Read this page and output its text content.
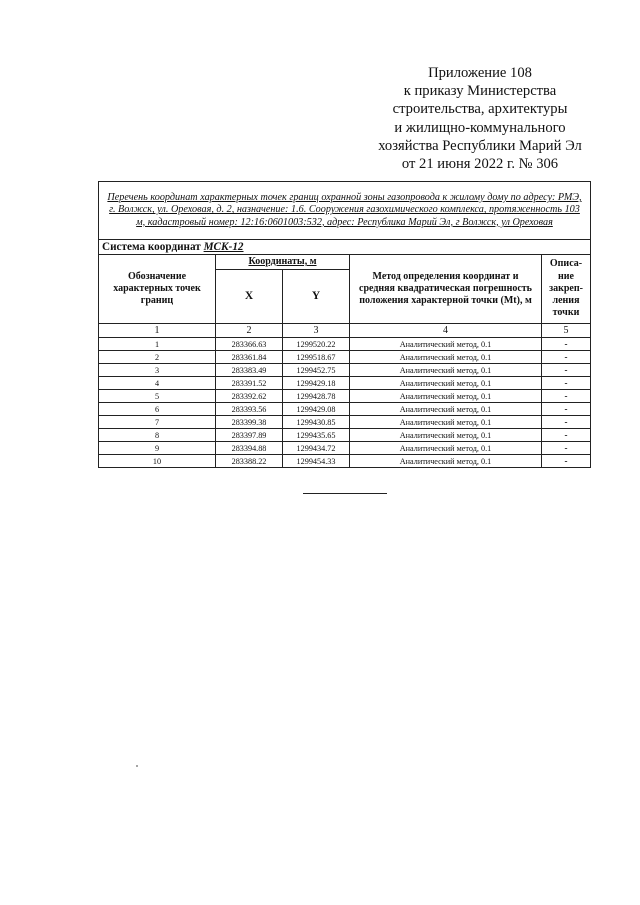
Приложение 108
к приказу Министерства
строительства, архитектуры
и жилищно-коммунального
хозяйства Республики Марий Эл
от 21 июня 2022 г. № 306
Перечень координат характерных точек границ охранной зоны газопровода к жилому дому по адресу: РМЭ, г. Волжск, ул. Ореховая, д. 2, назначение: 1.6. Сооружения газохимического комплекса, протяженность 103 м, кадастровый номер: 12:16:0601003:532, адрес: Республика Марий Эл, г Волжск, ул Ореховая				
Система координат МСК-12				
Обозначение характерных точек границ	Координаты, м		Метод определения координат и средняя квадратическая погрешность положения характерной точки (Mt), м	Описа-ние закреп-ления точки
	X	Y		
1	2	3	4	5
1	283366.63	1299520.22	Аналитический метод, 0.1	-
2	283361.84	1299518.67	Аналитический метод, 0.1	-
3	283383.49	1299452.75	Аналитический метод, 0.1	-
4	283391.52	1299429.18	Аналитический метод, 0.1	-
5	283392.62	1299428.78	Аналитический метод, 0.1	-
6	283393.56	1299429.08	Аналитический метод, 0.1	-
7	283399.38	1299430.85	Аналитический метод, 0.1	-
8	283397.89	1299435.65	Аналитический метод, 0.1	-
9	283394.88	1299434.72	Аналитический метод, 0.1	-
10	283388.22	1299454.33	Аналитический метод, 0.1	-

----

Written task → Using the material above, gather every line that includes "Аналитический".

Answer to the exercise →
1	283366.63	1299520.22	Аналитический метод, 0.1	-
2	283361.84	1299518.67	Аналитический метод, 0.1	-
3	283383.49	1299452.75	Аналитический метод, 0.1	-
4	283391.52	1299429.18	Аналитический метод, 0.1	-
5	283392.62	1299428.78	Аналитический метод, 0.1	-
6	283393.56	1299429.08	Аналитический метод, 0.1	-
7	283399.38	1299430.85	Аналитический метод, 0.1	-
8	283397.89	1299435.65	Аналитический метод, 0.1	-
9	283394.88	1299434.72	Аналитический метод, 0.1	-
10	283388.22	1299454.33	Аналитический метод, 0.1	-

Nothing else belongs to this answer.